◆ WHAT IS NEEDED ◆
Without the pictures, reproduce the records that follow exactly.
(GIVEN DATA)
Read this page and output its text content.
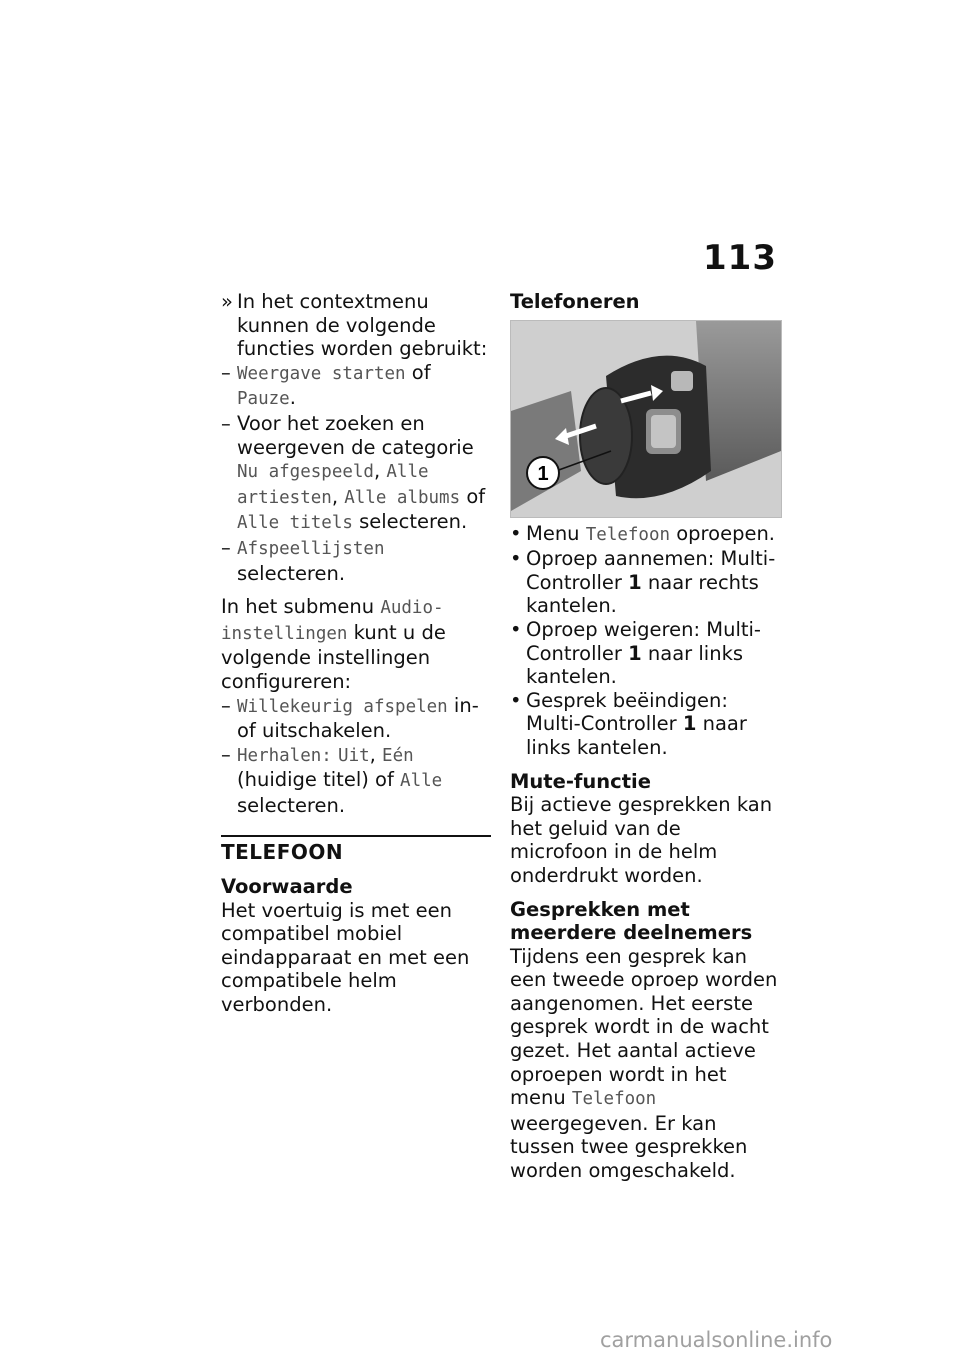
113
» In het contextmenu kunnen de volgende functies worden gebruikt:
– Weergave starten of Pauze.
– Voor het zoeken en weergeven de categorie Nu afgespeeld, Alle artiesten, Alle albums of Alle titels selecteren.
– Afspeellijsten selecteren.
In het submenu Audio-instellingen kunt u de volgende instellingen configureren:
– Willekeurig afspelen in- of uitschakelen.
– Herhalen: Uit, Eén (huidige titel) of Alle selecteren.
TELEFOON
Voorwaarde
Het voertuig is met een compatibel mobiel eindapparaat en met een compatibele helm verbonden.
Telefoneren
1
• Menu Telefoon oproepen.
• Oproep aannemen: Multi-Controller 1 naar rechts kantelen.
• Oproep weigeren: Multi-Controller 1 naar links kantelen.
• Gesprek beëindigen: Multi-Controller 1 naar links kantelen.
Mute-functie
Bij actieve gesprekken kan het geluid van de microfoon in de helm onderdrukt worden.
Gesprekken met meerdere deelnemers
Tijdens een gesprek kan een tweede oproep worden aangenomen. Het eerste gesprek wordt in de wacht gezet. Het aantal actieve oproepen wordt in het menu Telefoon weergegeven. Er kan tussen twee gesprekken worden omgeschakeld.
carmanualsonline.info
(End GIVEN DATA)
◆ ANSWER TO THIS EXERCISE ◆
Read this page and output its text content.
113
» In het contextmenu kunnen de volgende functies worden gebruikt:
– Weergave starten of Pauze.
– Voor het zoeken en weergeven de categorie Nu afgespeeld, Alle artiesten, Alle albums of Alle titels selecteren.
– Afspeellijsten selecteren.
In het submenu Audio-instellingen kunt u de volgende instellingen configureren:
– Willekeurig afspelen in- of uitschakelen.
– Herhalen: Uit, Eén (huidige titel) of Alle selecteren.
TELEFOON
Voorwaarde
Het voertuig is met een compatibel mobiel eindapparaat en met een compatibele helm verbonden.
Telefoneren
1
• Menu Telefoon oproepen.
• Oproep aannemen: Multi-Controller 1 naar rechts kantelen.
• Oproep weigeren: Multi-Controller 1 naar links kantelen.
• Gesprek beëindigen: Multi-Controller 1 naar links kantelen.
Mute-functie
Bij actieve gesprekken kan het geluid van de microfoon in de helm onderdrukt worden.
Gesprekken met meerdere deelnemers
Tijdens een gesprek kan een tweede oproep worden aangenomen. Het eerste gesprek wordt in de wacht gezet. Het aantal actieve oproepen wordt in het menu Telefoon weergegeven. Er kan tussen twee gesprekken worden omgeschakeld.
carmanualsonline.info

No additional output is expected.